(Records contained in a dataset)
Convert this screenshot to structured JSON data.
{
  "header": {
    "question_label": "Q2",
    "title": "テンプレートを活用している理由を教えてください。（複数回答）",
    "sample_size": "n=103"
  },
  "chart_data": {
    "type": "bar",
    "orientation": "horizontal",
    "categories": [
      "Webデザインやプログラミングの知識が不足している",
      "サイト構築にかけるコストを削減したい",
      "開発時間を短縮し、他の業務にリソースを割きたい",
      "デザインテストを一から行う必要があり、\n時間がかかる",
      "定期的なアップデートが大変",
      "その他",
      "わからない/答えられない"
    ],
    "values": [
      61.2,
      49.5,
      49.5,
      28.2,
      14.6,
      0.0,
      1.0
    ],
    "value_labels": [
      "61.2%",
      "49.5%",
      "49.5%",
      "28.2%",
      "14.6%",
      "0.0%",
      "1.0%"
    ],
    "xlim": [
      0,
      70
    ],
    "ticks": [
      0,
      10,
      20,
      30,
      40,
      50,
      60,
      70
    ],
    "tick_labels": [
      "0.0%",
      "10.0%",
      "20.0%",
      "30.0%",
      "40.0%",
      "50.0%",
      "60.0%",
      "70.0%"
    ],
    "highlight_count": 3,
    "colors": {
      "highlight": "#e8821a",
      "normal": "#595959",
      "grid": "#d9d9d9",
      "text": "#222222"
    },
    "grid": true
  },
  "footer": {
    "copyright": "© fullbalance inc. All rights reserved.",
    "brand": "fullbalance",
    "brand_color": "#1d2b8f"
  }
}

--- Instructions for the task ---
Return the whole listing exactly.

--- Response to the task ---
Convert this screenshot to structured JSON data.
{
  "header": {
    "question_label": "Q2",
    "title": "テンプレートを活用している理由を教えてください。（複数回答）",
    "sample_size": "n=103"
  },
  "chart_data": {
    "type": "bar",
    "orientation": "horizontal",
    "categories": [
      "Webデザインやプログラミングの知識が不足している",
      "サイト構築にかけるコストを削減したい",
      "開発時間を短縮し、他の業務にリソースを割きたい",
      "デザインテストを一から行う必要があり、\n時間がかかる",
      "定期的なアップデートが大変",
      "その他",
      "わからない/答えられない"
    ],
    "values": [
      61.2,
      49.5,
      49.5,
      28.2,
      14.6,
      0.0,
      1.0
    ],
    "value_labels": [
      "61.2%",
      "49.5%",
      "49.5%",
      "28.2%",
      "14.6%",
      "0.0%",
      "1.0%"
    ],
    "xlim": [
      0,
      70
    ],
    "ticks": [
      0,
      10,
      20,
      30,
      40,
      50,
      60,
      70
    ],
    "tick_labels": [
      "0.0%",
      "10.0%",
      "20.0%",
      "30.0%",
      "40.0%",
      "50.0%",
      "60.0%",
      "70.0%"
    ],
    "highlight_count": 3,
    "colors": {
      "highlight": "#e8821a",
      "normal": "#595959",
      "grid": "#d9d9d9",
      "text": "#222222"
    },
    "grid": true
  },
  "footer": {
    "copyright": "© fullbalance inc. All rights reserved.",
    "brand": "fullbalance",
    "brand_color": "#1d2b8f"
  }
}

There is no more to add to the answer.